__WHAT NEEDS TO BE DONE__: From the listing below, pull out every line where the string "Temperature" appears.

[Records that describe figures]
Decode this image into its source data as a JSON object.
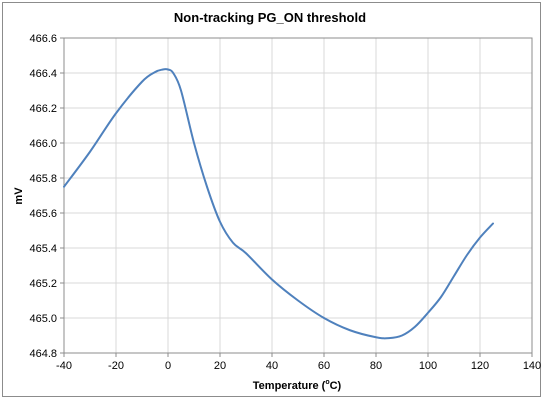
{
  "chart_data": {
    "type": "line",
    "title": "Non-tracking PG_ON threshold",
    "xlabel": "Temperature (ºC)",
    "xlabel_parts": {
      "pre": "Temperature (",
      "sup": "o",
      "post": "C)"
    },
    "ylabel": "mV",
    "xlim": [
      -40,
      140
    ],
    "ylim": [
      464.8,
      466.6
    ],
    "x_ticks": [
      -40,
      -20,
      0,
      20,
      40,
      60,
      80,
      100,
      120,
      140
    ],
    "x_tick_labels": [
      "-40",
      "-20",
      "0",
      "20",
      "40",
      "60",
      "80",
      "100",
      "120",
      "140"
    ],
    "y_ticks": [
      464.8,
      465.0,
      465.2,
      465.4,
      465.6,
      465.8,
      466.0,
      466.2,
      466.4,
      466.6
    ],
    "y_tick_labels": [
      "464.8",
      "465.0",
      "465.2",
      "465.4",
      "465.6",
      "465.8",
      "466.0",
      "466.2",
      "466.4",
      "466.6"
    ],
    "grid": true,
    "legend": "none",
    "series": [
      {
        "color": "#4f81bd",
        "x": [
          -40,
          -30,
          -20,
          -10,
          -5,
          -2,
          0,
          2,
          5,
          10,
          15,
          20,
          25,
          30,
          40,
          50,
          60,
          70,
          80,
          85,
          90,
          95,
          100,
          105,
          110,
          115,
          120,
          125
        ],
        "y": [
          465.75,
          465.95,
          466.17,
          466.35,
          466.405,
          466.42,
          466.42,
          466.4,
          466.3,
          466.0,
          465.75,
          465.55,
          465.43,
          465.37,
          465.22,
          465.1,
          465.0,
          464.93,
          464.89,
          464.885,
          464.9,
          464.95,
          465.03,
          465.12,
          465.24,
          465.36,
          465.46,
          465.54
        ]
      }
    ]
  }
}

__EXERCISE RESPONSE__:
    "xlabel": "Temperature (ºC)",
      "pre": "Temperature (",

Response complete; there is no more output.